Extracted records
.....

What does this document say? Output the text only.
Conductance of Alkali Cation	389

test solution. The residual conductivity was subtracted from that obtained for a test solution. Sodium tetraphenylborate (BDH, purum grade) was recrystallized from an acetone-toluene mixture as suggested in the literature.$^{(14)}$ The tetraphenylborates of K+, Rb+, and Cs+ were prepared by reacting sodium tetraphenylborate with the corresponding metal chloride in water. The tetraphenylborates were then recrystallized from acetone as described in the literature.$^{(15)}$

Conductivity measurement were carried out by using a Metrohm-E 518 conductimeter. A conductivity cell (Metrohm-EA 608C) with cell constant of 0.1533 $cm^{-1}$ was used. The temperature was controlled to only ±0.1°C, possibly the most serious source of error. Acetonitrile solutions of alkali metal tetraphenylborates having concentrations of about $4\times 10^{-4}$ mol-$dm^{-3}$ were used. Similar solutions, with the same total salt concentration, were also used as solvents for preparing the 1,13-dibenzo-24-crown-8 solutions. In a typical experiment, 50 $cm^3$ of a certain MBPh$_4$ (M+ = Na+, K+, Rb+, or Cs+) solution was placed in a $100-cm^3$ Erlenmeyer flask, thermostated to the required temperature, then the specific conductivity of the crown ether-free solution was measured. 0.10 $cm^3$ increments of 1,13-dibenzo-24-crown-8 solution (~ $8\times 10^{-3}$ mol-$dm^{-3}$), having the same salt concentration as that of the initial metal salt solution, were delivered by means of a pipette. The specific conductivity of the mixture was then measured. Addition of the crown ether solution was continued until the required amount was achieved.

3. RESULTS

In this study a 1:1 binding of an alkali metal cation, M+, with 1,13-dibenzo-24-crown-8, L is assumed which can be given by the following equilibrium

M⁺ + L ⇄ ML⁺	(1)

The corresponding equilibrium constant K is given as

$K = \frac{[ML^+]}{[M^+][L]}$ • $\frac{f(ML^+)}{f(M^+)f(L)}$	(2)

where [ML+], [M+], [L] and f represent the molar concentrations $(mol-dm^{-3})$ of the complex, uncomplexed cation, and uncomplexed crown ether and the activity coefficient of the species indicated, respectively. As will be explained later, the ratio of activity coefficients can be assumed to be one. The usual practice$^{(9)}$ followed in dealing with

.....

*TASK PROMPT:* In the entries above, identify every line with the string "this".

*RESULT BELOW:*
What does this document say? Output the text only.
In this study a 1:1 binding of an alkali metal cation, M+, with 1,13-dibenzo-24-crown-8, L is assumed which can be given by the following equilibrium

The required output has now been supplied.